* _ROWS_
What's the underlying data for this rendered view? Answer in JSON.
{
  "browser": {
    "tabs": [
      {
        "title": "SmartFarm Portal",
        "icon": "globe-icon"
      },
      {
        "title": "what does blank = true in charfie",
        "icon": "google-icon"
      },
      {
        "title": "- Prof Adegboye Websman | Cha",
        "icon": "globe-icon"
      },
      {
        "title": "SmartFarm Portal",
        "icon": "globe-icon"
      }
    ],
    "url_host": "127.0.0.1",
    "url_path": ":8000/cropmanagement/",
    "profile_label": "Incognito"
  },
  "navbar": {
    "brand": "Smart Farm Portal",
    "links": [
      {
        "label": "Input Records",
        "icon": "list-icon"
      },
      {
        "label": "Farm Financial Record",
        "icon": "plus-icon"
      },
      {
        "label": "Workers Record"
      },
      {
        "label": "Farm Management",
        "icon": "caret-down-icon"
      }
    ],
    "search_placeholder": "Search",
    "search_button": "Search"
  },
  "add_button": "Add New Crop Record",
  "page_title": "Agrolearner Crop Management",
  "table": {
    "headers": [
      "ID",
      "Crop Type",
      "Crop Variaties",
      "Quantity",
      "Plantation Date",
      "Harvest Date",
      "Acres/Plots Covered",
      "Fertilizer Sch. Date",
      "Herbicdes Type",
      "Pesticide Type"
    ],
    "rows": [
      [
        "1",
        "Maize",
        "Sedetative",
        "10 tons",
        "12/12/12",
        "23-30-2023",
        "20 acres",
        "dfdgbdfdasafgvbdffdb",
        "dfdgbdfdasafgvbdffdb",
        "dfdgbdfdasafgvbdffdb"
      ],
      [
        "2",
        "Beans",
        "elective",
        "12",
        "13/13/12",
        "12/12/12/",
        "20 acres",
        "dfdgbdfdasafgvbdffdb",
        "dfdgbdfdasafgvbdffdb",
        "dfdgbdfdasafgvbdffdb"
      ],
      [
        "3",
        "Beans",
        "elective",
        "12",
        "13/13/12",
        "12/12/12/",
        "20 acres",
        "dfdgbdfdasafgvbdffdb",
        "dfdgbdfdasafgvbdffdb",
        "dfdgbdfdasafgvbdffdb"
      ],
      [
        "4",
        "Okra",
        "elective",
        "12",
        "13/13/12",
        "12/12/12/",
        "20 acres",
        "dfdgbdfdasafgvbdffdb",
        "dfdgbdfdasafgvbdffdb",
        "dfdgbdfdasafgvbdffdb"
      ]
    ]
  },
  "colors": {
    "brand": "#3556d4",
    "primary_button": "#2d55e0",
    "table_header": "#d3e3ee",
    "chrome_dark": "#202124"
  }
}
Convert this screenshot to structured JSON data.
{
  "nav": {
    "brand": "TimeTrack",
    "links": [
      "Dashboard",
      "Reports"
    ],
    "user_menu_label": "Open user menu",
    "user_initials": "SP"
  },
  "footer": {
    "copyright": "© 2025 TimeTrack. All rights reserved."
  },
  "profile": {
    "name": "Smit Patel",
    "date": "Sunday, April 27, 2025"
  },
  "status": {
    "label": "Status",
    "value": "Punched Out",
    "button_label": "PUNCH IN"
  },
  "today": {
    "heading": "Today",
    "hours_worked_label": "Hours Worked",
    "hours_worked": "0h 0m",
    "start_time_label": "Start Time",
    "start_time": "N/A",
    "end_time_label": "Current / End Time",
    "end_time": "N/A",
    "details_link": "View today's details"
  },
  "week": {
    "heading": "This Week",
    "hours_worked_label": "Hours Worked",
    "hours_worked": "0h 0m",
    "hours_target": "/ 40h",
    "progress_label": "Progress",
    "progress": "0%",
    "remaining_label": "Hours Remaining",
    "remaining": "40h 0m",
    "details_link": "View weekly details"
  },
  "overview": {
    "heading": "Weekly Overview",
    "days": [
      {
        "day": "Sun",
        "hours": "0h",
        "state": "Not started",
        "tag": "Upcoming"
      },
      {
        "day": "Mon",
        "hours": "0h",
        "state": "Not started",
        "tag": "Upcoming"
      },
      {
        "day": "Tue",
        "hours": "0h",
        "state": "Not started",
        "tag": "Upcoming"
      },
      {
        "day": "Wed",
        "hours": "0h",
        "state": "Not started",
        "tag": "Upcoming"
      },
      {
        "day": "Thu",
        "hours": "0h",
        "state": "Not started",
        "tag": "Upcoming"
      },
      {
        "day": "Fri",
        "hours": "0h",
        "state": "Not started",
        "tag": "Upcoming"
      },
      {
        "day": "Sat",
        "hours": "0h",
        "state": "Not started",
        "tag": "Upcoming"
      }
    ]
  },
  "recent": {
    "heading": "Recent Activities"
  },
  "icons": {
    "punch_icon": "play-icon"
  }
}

* _TASK TO CARRY OUT_
Copy every line exactly. Leave nothing out.

* _EXERCISE OUTPUT_
What's the underlying data for this rendered view? Answer in JSON.
{
  "browser": {
    "tabs": [
      {
        "title": "SmartFarm Portal",
        "icon": "globe-icon"
      },
      {
        "title": "what does blank = true in charfie",
        "icon": "google-icon"
      },
      {
        "title": "- Prof Adegboye Websman | Cha",
        "icon": "globe-icon"
      },
      {
        "title": "SmartFarm Portal",
        "icon": "globe-icon"
      }
    ],
    "url_host": "127.0.0.1",
    "url_path": ":8000/cropmanagement/",
    "profile_label": "Incognito"
  },
  "navbar": {
    "brand": "Smart Farm Portal",
    "links": [
      {
        "label": "Input Records",
        "icon": "list-icon"
      },
      {
        "label": "Farm Financial Record",
        "icon": "plus-icon"
      },
      {
        "label": "Workers Record"
      },
      {
        "label": "Farm Management",
        "icon": "caret-down-icon"
      }
    ],
    "search_placeholder": "Search",
    "search_button": "Search"
  },
  "add_button": "Add New Crop Record",
  "page_title": "Agrolearner Crop Management",
  "table": {
    "headers": [
      "ID",
      "Crop Type",
      "Crop Variaties",
      "Quantity",
      "Plantation Date",
      "Harvest Date",
      "Acres/Plots Covered",
      "Fertilizer Sch. Date",
      "Herbicdes Type",
      "Pesticide Type"
    ],
    "rows": [
      [
        "1",
        "Maize",
        "Sedetative",
        "10 tons",
        "12/12/12",
        "23-30-2023",
        "20 acres",
        "dfdgbdfdasafgvbdffdb",
        "dfdgbdfdasafgvbdffdb",
        "dfdgbdfdasafgvbdffdb"
      ],
      [
        "2",
        "Beans",
        "elective",
        "12",
        "13/13/12",
        "12/12/12/",
        "20 acres",
        "dfdgbdfdasafgvbdffdb",
        "dfdgbdfdasafgvbdffdb",
        "dfdgbdfdasafgvbdffdb"
      ],
      [
        "3",
        "Beans",
        "elective",
        "12",
        "13/13/12",
        "12/12/12/",
        "20 acres",
        "dfdgbdfdasafgvbdffdb",
        "dfdgbdfdasafgvbdffdb",
        "dfdgbdfdasafgvbdffdb"
      ],
      [
        "4",
        "Okra",
        "elective",
        "12",
        "13/13/12",
        "12/12/12/",
        "20 acres",
        "dfdgbdfdasafgvbdffdb",
        "dfdgbdfdasafgvbdffdb",
        "dfdgbdfdasafgvbdffdb"
      ]
    ]
  },
  "colors": {
    "brand": "#3556d4",
    "primary_button": "#2d55e0",
    "table_header": "#d3e3ee",
    "chrome_dark": "#202124"
  }
}
Convert this screenshot to structured JSON data.
{
  "nav": {
    "brand": "TimeTrack",
    "links": [
      "Dashboard",
      "Reports"
    ],
    "user_menu_label": "Open user menu",
    "user_initials": "SP"
  },
  "footer": {
    "copyright": "© 2025 TimeTrack. All rights reserved."
  },
  "profile": {
    "name": "Smit Patel",
    "date": "Sunday, April 27, 2025"
  },
  "status": {
    "label": "Status",
    "value": "Punched Out",
    "button_label": "PUNCH IN"
  },
  "today": {
    "heading": "Today",
    "hours_worked_label": "Hours Worked",
    "hours_worked": "0h 0m",
    "start_time_label": "Start Time",
    "start_time": "N/A",
    "end_time_label": "Current / End Time",
    "end_time": "N/A",
    "details_link": "View today's details"
  },
  "week": {
    "heading": "This Week",
    "hours_worked_label": "Hours Worked",
    "hours_worked": "0h 0m",
    "hours_target": "/ 40h",
    "progress_label": "Progress",
    "progress": "0%",
    "remaining_label": "Hours Remaining",
    "remaining": "40h 0m",
    "details_link": "View weekly details"
  },
  "overview": {
    "heading": "Weekly Overview",
    "days": [
      {
        "day": "Sun",
        "hours": "0h",
        "state": "Not started",
        "tag": "Upcoming"
      },
      {
        "day": "Mon",
        "hours": "0h",
        "state": "Not started",
        "tag": "Upcoming"
      },
      {
        "day": "Tue",
        "hours": "0h",
        "state": "Not started",
        "tag": "Upcoming"
      },
      {
        "day": "Wed",
        "hours": "0h",
        "state": "Not started",
        "tag": "Upcoming"
      },
      {
        "day": "Thu",
        "hours": "0h",
        "state": "Not started",
        "tag": "Upcoming"
      },
      {
        "day": "Fri",
        "hours": "0h",
        "state": "Not started",
        "tag": "Upcoming"
      },
      {
        "day": "Sat",
        "hours": "0h",
        "state": "Not started",
        "tag": "Upcoming"
      }
    ]
  },
  "recent": {
    "heading": "Recent Activities"
  },
  "icons": {
    "punch_icon": "play-icon"
  }
}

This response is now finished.